▶ **Your instructions**:
Pull every line holding the string "arrow" from the records below.

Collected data
'''

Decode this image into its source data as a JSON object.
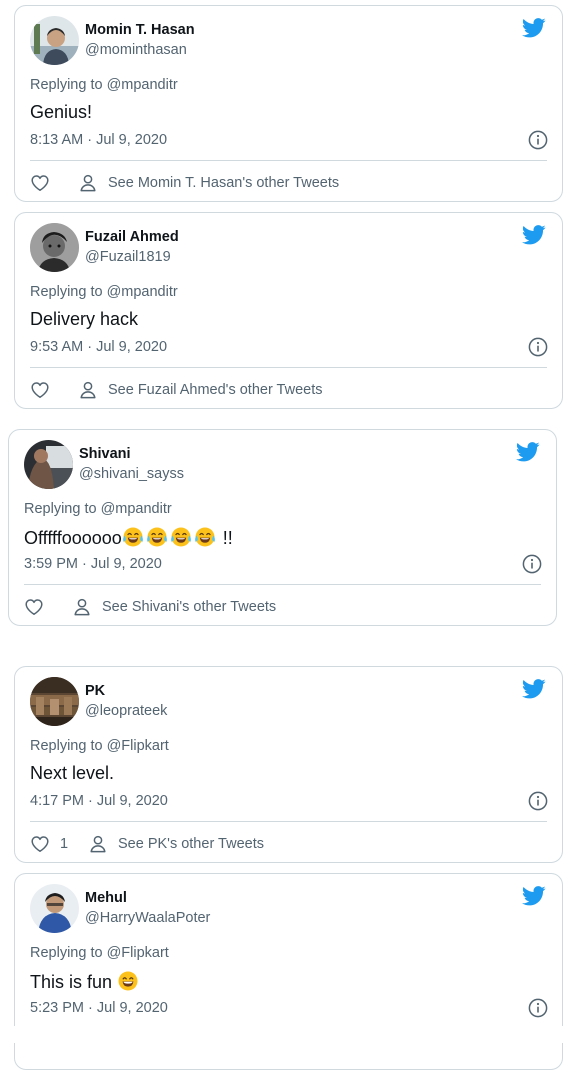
{
  "tweets": [
    {
      "name": "Momin T. Hasan",
      "handle": "@mominthasan",
      "replying_to": "Replying to @mpanditr",
      "text": "Genius!",
      "emoji_count": 0,
      "suffix": "",
      "time": "8:13 AM · Jul 9, 2020",
      "likes": "",
      "see_other": "See Momin T. Hasan's other Tweets"
    },
    {
      "name": "Fuzail Ahmed",
      "handle": "@Fuzail1819",
      "replying_to": "Replying to @mpanditr",
      "text": "Delivery hack",
      "emoji_count": 0,
      "suffix": "",
      "time": "9:53 AM · Jul 9, 2020",
      "likes": "",
      "see_other": "See Fuzail Ahmed's other Tweets"
    },
    {
      "name": "Shivani",
      "handle": "@shivani_sayss",
      "replying_to": "Replying to @mpanditr",
      "text": "Offfffoooooo",
      "emoji_count": 4,
      "suffix": " !!",
      "time": "3:59 PM · Jul 9, 2020",
      "likes": "",
      "see_other": "See Shivani's other Tweets"
    },
    {
      "name": "PK",
      "handle": "@leoprateek",
      "replying_to": "Replying to @Flipkart",
      "text": "Next level.",
      "emoji_count": 0,
      "suffix": "",
      "time": "4:17 PM · Jul 9, 2020",
      "likes": "1",
      "see_other": "See PK's other Tweets"
    },
    {
      "name": "Mehul",
      "handle": "@HarryWaalaPoter",
      "replying_to": "Replying to @Flipkart",
      "text": "This is fun ",
      "emoji_count": 0,
      "suffix": "",
      "time": "5:23 PM · Jul 9, 2020",
      "likes": "",
      "see_other": ""
    }
  ],
  "icons": {
    "brand": "twitter-bird-icon",
    "info": "info-circle-icon",
    "like": "heart-outline-icon",
    "profile": "person-outline-icon",
    "laugh": "tears-of-joy-emoji",
    "grin": "grinning-emoji"
  },
  "colors": {
    "twitter_blue": "#1d9bf0",
    "muted_text": "#536471",
    "border": "#cfd9de"
  }
}
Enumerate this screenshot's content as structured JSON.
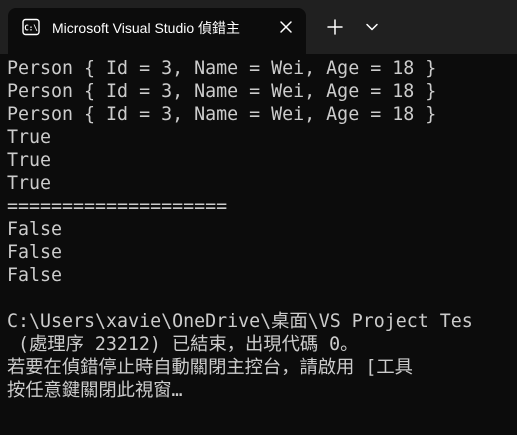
{
  "tab": {
    "title": "Microsoft Visual Studio 偵錯主",
    "icon": "console-icon"
  },
  "tabbar": {
    "new_tab_icon": "plus-icon",
    "dropdown_icon": "chevron-down-icon"
  },
  "console": {
    "lines": [
      "Person { Id = 3, Name = Wei, Age = 18 }",
      "Person { Id = 3, Name = Wei, Age = 18 }",
      "Person { Id = 3, Name = Wei, Age = 18 }",
      "True",
      "True",
      "True",
      "====================",
      "False",
      "False",
      "False",
      "",
      "C:\\Users\\xavie\\OneDrive\\桌面\\VS Project Tes",
      " (處理序 23212) 已結束，出現代碼 0。",
      "若要在偵錯停止時自動關閉主控台，請啟用 [工具",
      "按任意鍵關閉此視窗…"
    ]
  },
  "colors": {
    "background": "#0c0c0c",
    "tabbar": "#202020",
    "text": "#cccccc",
    "tab_title": "#ffffff"
  }
}
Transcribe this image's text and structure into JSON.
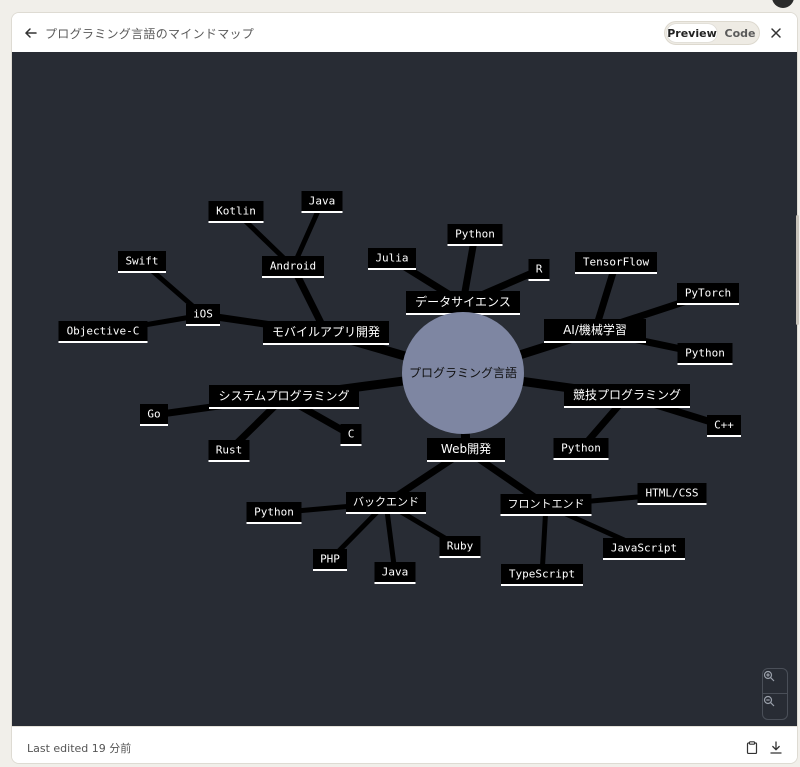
{
  "header": {
    "title": "プログラミング言語のマインドマップ",
    "preview_label": "Preview",
    "code_label": "Code"
  },
  "footer": {
    "last_edited": "Last edited 19 分前"
  },
  "icons": {
    "back": "arrow-left-icon",
    "close": "close-icon",
    "zoom_in": "zoom-in-icon",
    "zoom_out": "zoom-out-icon",
    "copy": "clipboard-icon",
    "download": "download-icon"
  },
  "colors": {
    "canvas_bg": "#282c34",
    "node_bg": "#000000",
    "node_text": "#ffffff",
    "center_fill": "#7e86a2",
    "edge": "#000000"
  },
  "mindmap": {
    "center": "プログラミング言語",
    "branches": [
      {
        "label": "データサイエンス",
        "children": [
          "Julia",
          "Python",
          "R"
        ]
      },
      {
        "label": "AI/機械学習",
        "children": [
          "TensorFlow",
          "PyTorch",
          "Python"
        ]
      },
      {
        "label": "競技プログラミング",
        "children": [
          "Python",
          "C++"
        ]
      },
      {
        "label": "Web開発",
        "children": [
          {
            "label": "バックエンド",
            "children": [
              "Python",
              "PHP",
              "Java",
              "Ruby"
            ]
          },
          {
            "label": "フロントエンド",
            "children": [
              "TypeScript",
              "JavaScript",
              "HTML/CSS"
            ]
          }
        ]
      },
      {
        "label": "システムプログラミング",
        "children": [
          "Go",
          "Rust",
          "C"
        ]
      },
      {
        "label": "モバイルアプリ開発",
        "children": [
          {
            "label": "iOS",
            "children": [
              "Swift",
              "Objective-C"
            ]
          },
          {
            "label": "Android",
            "children": [
              "Kotlin",
              "Java"
            ]
          }
        ]
      }
    ]
  }
}
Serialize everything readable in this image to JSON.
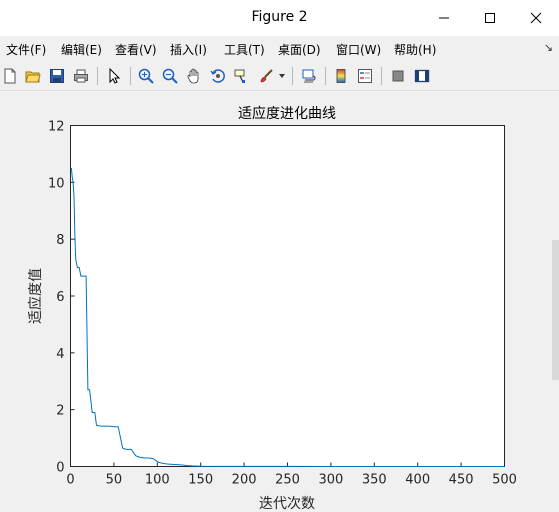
{
  "window": {
    "title": "Figure 2"
  },
  "menu": [
    "文件(F)",
    "编辑(E)",
    "查看(V)",
    "插入(I)",
    "工具(T)",
    "桌面(D)",
    "窗口(W)",
    "帮助(H)"
  ],
  "toolbar_icons": [
    "new-figure-icon",
    "open-file-icon",
    "save-icon",
    "print-icon",
    "edit-plot-arrow-icon",
    "zoom-in-icon",
    "zoom-out-icon",
    "pan-hand-icon",
    "rotate-3d-icon",
    "data-cursor-icon",
    "brush-icon",
    "brush-dropdown-icon",
    "link-plot-icon",
    "colorbar-icon",
    "legend-icon",
    "hide-plot-tools-icon",
    "show-plot-tools-icon"
  ],
  "chart_data": {
    "type": "line",
    "title": "适应度进化曲线",
    "xlabel": "迭代次数",
    "ylabel": "适应度值",
    "xlim": [
      0,
      500
    ],
    "ylim": [
      0,
      12
    ],
    "xticks": [
      0,
      50,
      100,
      150,
      200,
      250,
      300,
      350,
      400,
      450,
      500
    ],
    "yticks": [
      0,
      2,
      4,
      6,
      8,
      10,
      12
    ],
    "grid": false,
    "color": "#0072bd",
    "series": [
      {
        "x": [
          1,
          2,
          3,
          4,
          5,
          6,
          8,
          10,
          12,
          14,
          16,
          18,
          20,
          22,
          25,
          28,
          30,
          35,
          40,
          45,
          50,
          55,
          60,
          62,
          65,
          70,
          75,
          80,
          85,
          90,
          95,
          100,
          105,
          110,
          115,
          120,
          125,
          130,
          135,
          140,
          150,
          175,
          200,
          250,
          300,
          400,
          500
        ],
        "y": [
          10.5,
          10.2,
          10.0,
          9.5,
          8.2,
          7.3,
          7.0,
          7.0,
          6.7,
          6.7,
          6.7,
          6.7,
          2.7,
          2.7,
          1.9,
          1.9,
          1.45,
          1.42,
          1.42,
          1.42,
          1.4,
          1.4,
          0.65,
          0.62,
          0.6,
          0.6,
          0.38,
          0.32,
          0.3,
          0.3,
          0.28,
          0.17,
          0.12,
          0.09,
          0.08,
          0.07,
          0.06,
          0.05,
          0.03,
          0.02,
          0.01,
          0.005,
          0.003,
          0.002,
          0.001,
          0.001,
          0.0
        ]
      }
    ]
  }
}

'''

▶ **Result for this exercise**:
    "back": "arrow-left-icon",
    "edit-plot-arrow-icon",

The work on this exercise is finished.